● WORK TO DO:
Repeat the lines below, substituting "Altitude (km)" for every "Height (km)" and leaving everything else unchanged.

-- START OF INFORMATION GIVEN --

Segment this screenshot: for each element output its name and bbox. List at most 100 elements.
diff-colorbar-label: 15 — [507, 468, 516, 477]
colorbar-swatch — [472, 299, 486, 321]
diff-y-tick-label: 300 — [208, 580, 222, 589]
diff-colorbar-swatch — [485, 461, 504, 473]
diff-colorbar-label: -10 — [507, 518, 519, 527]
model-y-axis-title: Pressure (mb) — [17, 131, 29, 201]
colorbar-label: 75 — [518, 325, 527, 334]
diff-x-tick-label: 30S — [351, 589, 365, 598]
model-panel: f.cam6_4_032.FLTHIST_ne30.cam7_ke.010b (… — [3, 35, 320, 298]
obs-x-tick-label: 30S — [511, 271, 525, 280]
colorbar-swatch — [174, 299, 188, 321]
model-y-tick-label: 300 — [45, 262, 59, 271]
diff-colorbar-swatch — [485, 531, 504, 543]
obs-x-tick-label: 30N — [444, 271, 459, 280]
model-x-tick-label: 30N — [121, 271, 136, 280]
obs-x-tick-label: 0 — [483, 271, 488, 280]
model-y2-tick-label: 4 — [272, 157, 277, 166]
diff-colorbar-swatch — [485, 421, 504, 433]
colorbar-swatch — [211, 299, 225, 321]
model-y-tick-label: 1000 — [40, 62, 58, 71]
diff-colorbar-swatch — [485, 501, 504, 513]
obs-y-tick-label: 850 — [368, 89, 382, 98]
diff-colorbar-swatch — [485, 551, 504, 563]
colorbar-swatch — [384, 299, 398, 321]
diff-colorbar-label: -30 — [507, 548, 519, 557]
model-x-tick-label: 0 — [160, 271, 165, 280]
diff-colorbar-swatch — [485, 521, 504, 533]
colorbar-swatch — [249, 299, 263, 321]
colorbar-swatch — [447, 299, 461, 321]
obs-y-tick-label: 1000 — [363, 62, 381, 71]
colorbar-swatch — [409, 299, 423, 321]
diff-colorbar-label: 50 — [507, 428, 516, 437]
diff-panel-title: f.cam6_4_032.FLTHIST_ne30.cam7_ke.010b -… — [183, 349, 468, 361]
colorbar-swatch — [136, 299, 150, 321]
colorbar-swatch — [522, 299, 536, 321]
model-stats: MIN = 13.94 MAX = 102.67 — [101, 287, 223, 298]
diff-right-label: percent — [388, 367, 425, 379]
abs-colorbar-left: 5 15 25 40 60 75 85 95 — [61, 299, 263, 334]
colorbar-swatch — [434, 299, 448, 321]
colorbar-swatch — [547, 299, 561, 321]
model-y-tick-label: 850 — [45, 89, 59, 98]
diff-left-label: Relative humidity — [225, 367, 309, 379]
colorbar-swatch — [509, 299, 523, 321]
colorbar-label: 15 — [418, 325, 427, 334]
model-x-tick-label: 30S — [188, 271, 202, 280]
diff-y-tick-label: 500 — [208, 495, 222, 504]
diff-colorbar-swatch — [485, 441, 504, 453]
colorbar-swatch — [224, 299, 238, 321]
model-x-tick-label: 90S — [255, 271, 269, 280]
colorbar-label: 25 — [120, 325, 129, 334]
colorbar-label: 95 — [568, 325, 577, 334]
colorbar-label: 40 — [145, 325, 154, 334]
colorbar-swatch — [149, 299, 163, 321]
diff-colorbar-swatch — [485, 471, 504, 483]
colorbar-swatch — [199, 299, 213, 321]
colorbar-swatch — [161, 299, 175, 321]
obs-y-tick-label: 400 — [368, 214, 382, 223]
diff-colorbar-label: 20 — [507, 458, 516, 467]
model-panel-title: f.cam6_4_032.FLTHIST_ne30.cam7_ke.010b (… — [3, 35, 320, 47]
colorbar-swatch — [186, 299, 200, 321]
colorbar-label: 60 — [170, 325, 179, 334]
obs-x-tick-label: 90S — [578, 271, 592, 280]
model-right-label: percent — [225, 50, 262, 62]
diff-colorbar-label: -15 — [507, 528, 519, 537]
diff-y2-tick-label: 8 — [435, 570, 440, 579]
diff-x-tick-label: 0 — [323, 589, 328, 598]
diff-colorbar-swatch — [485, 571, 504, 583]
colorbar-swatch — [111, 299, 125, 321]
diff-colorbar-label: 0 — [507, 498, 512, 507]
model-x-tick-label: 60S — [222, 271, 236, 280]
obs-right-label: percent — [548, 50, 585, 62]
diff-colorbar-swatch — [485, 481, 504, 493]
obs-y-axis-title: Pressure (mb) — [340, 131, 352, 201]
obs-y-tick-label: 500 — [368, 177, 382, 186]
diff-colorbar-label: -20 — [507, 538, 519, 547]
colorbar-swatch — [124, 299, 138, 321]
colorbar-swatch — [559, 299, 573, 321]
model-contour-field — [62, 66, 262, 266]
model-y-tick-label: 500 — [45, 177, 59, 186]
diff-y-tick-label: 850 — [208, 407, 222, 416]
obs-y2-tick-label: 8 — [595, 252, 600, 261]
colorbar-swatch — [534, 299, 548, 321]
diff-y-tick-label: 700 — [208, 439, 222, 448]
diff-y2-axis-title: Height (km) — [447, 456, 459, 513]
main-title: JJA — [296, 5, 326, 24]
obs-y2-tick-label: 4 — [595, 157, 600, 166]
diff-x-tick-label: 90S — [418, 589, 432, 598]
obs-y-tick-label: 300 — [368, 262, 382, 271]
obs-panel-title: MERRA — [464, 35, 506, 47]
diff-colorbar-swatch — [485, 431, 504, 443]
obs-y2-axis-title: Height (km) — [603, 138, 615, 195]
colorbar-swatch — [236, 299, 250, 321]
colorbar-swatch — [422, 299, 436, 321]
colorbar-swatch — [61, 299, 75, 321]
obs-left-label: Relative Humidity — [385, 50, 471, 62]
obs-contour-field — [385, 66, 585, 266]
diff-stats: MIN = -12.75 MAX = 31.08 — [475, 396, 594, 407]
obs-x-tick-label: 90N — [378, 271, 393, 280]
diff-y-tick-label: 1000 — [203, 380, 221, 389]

-- END OF INFORMATION GIVEN --

● EXPECTED ANSWER:
Segment this screenshot: for each element output its name and bbox. List at most 100 elements.
diff-colorbar-label: 15 — [507, 468, 516, 477]
colorbar-swatch — [472, 299, 486, 321]
diff-y-tick-label: 300 — [208, 580, 222, 589]
diff-colorbar-swatch — [485, 461, 504, 473]
diff-colorbar-label: -10 — [507, 518, 519, 527]
model-y-axis-title: Pressure (mb) — [17, 131, 29, 201]
colorbar-label: 75 — [518, 325, 527, 334]
diff-x-tick-label: 30S — [351, 589, 365, 598]
model-panel: f.cam6_4_032.FLTHIST_ne30.cam7_ke.010b (… — [3, 35, 320, 298]
obs-x-tick-label: 30S — [511, 271, 525, 280]
colorbar-swatch — [174, 299, 188, 321]
model-y-tick-label: 300 — [45, 262, 59, 271]
diff-colorbar-swatch — [485, 531, 504, 543]
obs-x-tick-label: 30N — [444, 271, 459, 280]
model-x-tick-label: 30N — [121, 271, 136, 280]
obs-x-tick-label: 0 — [483, 271, 488, 280]
model-y2-tick-label: 4 — [272, 157, 277, 166]
diff-colorbar-swatch — [485, 421, 504, 433]
colorbar-swatch — [211, 299, 225, 321]
model-y-tick-label: 1000 — [40, 62, 58, 71]
diff-colorbar-swatch — [485, 501, 504, 513]
obs-y-tick-label: 850 — [368, 89, 382, 98]
diff-colorbar-swatch — [485, 551, 504, 563]
colorbar-swatch — [384, 299, 398, 321]
diff-colorbar-label: -30 — [507, 548, 519, 557]
model-x-tick-label: 0 — [160, 271, 165, 280]
diff-colorbar-swatch — [485, 521, 504, 533]
colorbar-swatch — [249, 299, 263, 321]
colorbar-swatch — [447, 299, 461, 321]
obs-y-tick-label: 1000 — [363, 62, 381, 71]
colorbar-swatch — [409, 299, 423, 321]
diff-colorbar-label: 50 — [507, 428, 516, 437]
diff-panel-title: f.cam6_4_032.FLTHIST_ne30.cam7_ke.010b -… — [183, 349, 468, 361]
colorbar-swatch — [136, 299, 150, 321]
colorbar-swatch — [522, 299, 536, 321]
model-stats: MIN = 13.94 MAX = 102.67 — [101, 287, 223, 298]
diff-right-label: percent — [388, 367, 425, 379]
abs-colorbar-left: 5 15 25 40 60 75 85 95 — [61, 299, 263, 334]
colorbar-swatch — [434, 299, 448, 321]
colorbar-swatch — [547, 299, 561, 321]
model-y-tick-label: 850 — [45, 89, 59, 98]
diff-left-label: Relative humidity — [225, 367, 309, 379]
colorbar-swatch — [509, 299, 523, 321]
colorbar-label: 15 — [418, 325, 427, 334]
model-x-tick-label: 30S — [188, 271, 202, 280]
diff-y-tick-label: 500 — [208, 495, 222, 504]
diff-colorbar-swatch — [485, 441, 504, 453]
colorbar-swatch — [224, 299, 238, 321]
model-x-tick-label: 90S — [255, 271, 269, 280]
colorbar-label: 25 — [120, 325, 129, 334]
colorbar-label: 95 — [568, 325, 577, 334]
colorbar-label: 40 — [145, 325, 154, 334]
colorbar-swatch — [149, 299, 163, 321]
diff-colorbar-swatch — [485, 471, 504, 483]
colorbar-swatch — [199, 299, 213, 321]
colorbar-swatch — [161, 299, 175, 321]
obs-y-tick-label: 400 — [368, 214, 382, 223]
diff-colorbar-label: 20 — [507, 458, 516, 467]
model-panel-title: f.cam6_4_032.FLTHIST_ne30.cam7_ke.010b (… — [3, 35, 320, 47]
colorbar-swatch — [186, 299, 200, 321]
colorbar-label: 60 — [170, 325, 179, 334]
obs-x-tick-label: 90S — [578, 271, 592, 280]
model-right-label: percent — [225, 50, 262, 62]
diff-colorbar-label: -15 — [507, 528, 519, 537]
diff-y2-tick-label: 8 — [435, 570, 440, 579]
diff-x-tick-label: 0 — [323, 589, 328, 598]
diff-colorbar-swatch — [485, 571, 504, 583]
colorbar-swatch — [111, 299, 125, 321]
diff-colorbar-label: 0 — [507, 498, 512, 507]
model-x-tick-label: 60S — [222, 271, 236, 280]
obs-right-label: percent — [548, 50, 585, 62]
diff-colorbar-swatch — [485, 481, 504, 493]
obs-y-axis-title: Pressure (mb) — [340, 131, 352, 201]
obs-y-tick-label: 500 — [368, 177, 382, 186]
diff-colorbar-label: -20 — [507, 538, 519, 547]
colorbar-swatch — [124, 299, 138, 321]
colorbar-swatch — [559, 299, 573, 321]
model-contour-field — [62, 66, 262, 266]
model-y-tick-label: 500 — [45, 177, 59, 186]
diff-y-tick-label: 850 — [208, 407, 222, 416]
obs-y2-tick-label: 8 — [595, 252, 600, 261]
colorbar-swatch — [534, 299, 548, 321]
diff-y-tick-label: 700 — [208, 439, 222, 448]
diff-y2-axis-title: Altitude (km) — [447, 456, 459, 513]
main-title: JJA — [296, 5, 326, 24]
obs-y2-tick-label: 4 — [595, 157, 600, 166]
diff-x-tick-label: 90S — [418, 589, 432, 598]
obs-y-tick-label: 300 — [368, 262, 382, 271]
obs-panel-title: MERRA — [464, 35, 506, 47]
diff-colorbar-swatch — [485, 431, 504, 443]
obs-y2-axis-title: Altitude (km) — [603, 138, 615, 195]
colorbar-swatch — [236, 299, 250, 321]
colorbar-swatch — [422, 299, 436, 321]
colorbar-swatch — [61, 299, 75, 321]
obs-left-label: Relative Humidity — [385, 50, 471, 62]
obs-contour-field — [385, 66, 585, 266]
diff-stats: MIN = -12.75 MAX = 31.08 — [475, 396, 594, 407]
obs-x-tick-label: 90N — [378, 271, 393, 280]
diff-y-tick-label: 1000 — [203, 380, 221, 389]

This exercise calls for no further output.